* _REQUIRED WORK_
Wherever the string "的比例如何" appears, copy the whole line.

-- START OF DATA IN THIS EXERCISE --

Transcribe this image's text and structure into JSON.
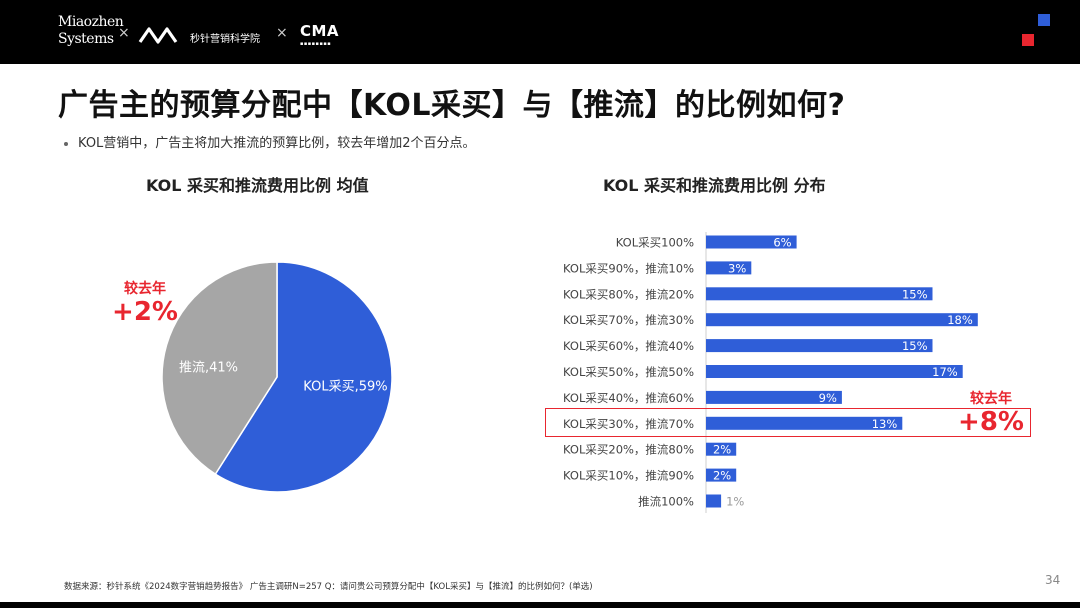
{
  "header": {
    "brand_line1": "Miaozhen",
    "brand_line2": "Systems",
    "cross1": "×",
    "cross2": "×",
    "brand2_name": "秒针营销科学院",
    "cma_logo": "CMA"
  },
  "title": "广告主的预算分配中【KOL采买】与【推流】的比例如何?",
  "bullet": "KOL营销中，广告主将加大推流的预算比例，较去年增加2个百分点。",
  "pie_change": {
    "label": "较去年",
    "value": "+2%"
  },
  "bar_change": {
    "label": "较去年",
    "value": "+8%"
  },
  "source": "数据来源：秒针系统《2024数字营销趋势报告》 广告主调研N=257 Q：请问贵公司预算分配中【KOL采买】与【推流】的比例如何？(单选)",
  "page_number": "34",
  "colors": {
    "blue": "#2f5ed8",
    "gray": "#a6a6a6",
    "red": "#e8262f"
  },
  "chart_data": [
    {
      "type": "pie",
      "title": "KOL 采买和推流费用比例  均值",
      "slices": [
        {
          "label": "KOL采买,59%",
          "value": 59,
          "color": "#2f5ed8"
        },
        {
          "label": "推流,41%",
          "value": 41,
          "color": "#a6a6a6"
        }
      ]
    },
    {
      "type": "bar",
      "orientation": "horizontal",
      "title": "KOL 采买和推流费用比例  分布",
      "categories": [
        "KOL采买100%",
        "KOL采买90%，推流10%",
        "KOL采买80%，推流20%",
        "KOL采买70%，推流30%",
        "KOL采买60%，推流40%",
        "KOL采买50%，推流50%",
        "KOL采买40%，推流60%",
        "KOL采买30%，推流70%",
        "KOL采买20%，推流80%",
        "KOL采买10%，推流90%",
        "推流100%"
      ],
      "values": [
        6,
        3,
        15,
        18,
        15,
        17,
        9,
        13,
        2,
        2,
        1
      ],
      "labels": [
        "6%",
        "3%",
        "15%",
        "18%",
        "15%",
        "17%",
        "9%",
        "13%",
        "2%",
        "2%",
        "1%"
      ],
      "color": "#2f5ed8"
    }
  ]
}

-- END OF DATA IN THIS EXERCISE --
-- START OF DATA IN THIS EXERCISE --

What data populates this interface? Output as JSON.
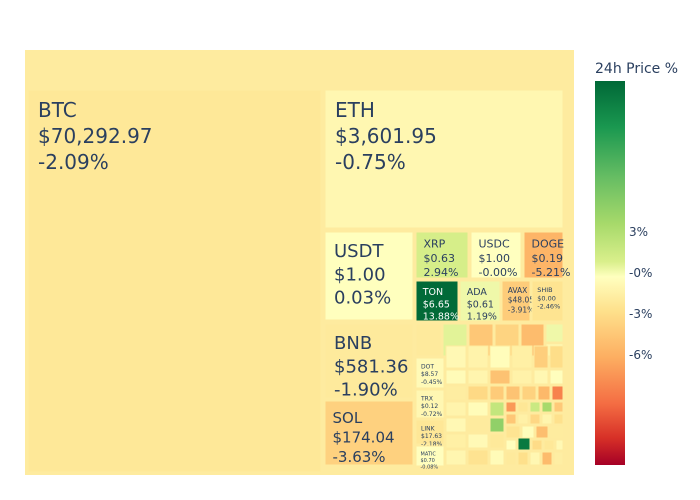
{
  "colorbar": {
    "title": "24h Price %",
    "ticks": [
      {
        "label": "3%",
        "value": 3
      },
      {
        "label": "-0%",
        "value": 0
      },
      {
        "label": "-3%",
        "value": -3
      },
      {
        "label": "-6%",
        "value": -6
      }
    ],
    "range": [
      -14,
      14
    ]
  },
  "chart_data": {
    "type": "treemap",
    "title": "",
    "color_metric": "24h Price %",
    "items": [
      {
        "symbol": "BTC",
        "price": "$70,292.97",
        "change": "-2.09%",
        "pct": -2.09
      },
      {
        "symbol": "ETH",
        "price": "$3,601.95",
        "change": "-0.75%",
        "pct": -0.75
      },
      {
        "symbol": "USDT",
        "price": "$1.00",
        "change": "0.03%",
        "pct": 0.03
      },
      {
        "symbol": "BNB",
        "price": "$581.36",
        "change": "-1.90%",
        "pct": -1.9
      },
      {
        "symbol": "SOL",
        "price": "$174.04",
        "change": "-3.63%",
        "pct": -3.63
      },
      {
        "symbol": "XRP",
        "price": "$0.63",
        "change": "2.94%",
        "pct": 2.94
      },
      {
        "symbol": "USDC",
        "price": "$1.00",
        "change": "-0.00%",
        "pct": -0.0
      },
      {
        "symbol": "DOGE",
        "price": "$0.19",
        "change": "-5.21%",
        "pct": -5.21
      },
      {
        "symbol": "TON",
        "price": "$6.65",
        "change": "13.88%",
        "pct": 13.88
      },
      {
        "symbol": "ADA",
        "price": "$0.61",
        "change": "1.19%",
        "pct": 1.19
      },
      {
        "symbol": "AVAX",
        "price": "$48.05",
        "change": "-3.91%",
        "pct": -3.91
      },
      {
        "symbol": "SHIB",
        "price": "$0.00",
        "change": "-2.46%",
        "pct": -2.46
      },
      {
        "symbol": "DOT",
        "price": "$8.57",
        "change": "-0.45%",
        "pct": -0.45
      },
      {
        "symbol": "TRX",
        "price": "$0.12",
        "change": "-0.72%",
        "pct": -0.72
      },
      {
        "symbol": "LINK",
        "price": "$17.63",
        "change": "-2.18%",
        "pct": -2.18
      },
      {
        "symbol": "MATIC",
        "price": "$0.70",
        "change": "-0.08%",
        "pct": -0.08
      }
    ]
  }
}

-- END OF DATA IN THIS EXERCISE --

* _EXERCISE OUTPUT_
  "title": "广告主的预算分配中【KOL采买】与【推流】的比例如何?",
  "source": "数据来源：秒针系统《2024数字营销趋势报告》 广告主调研N=257 Q：请问贵公司预算分配中【KOL采买】与【推流】的比例如何？(单选)",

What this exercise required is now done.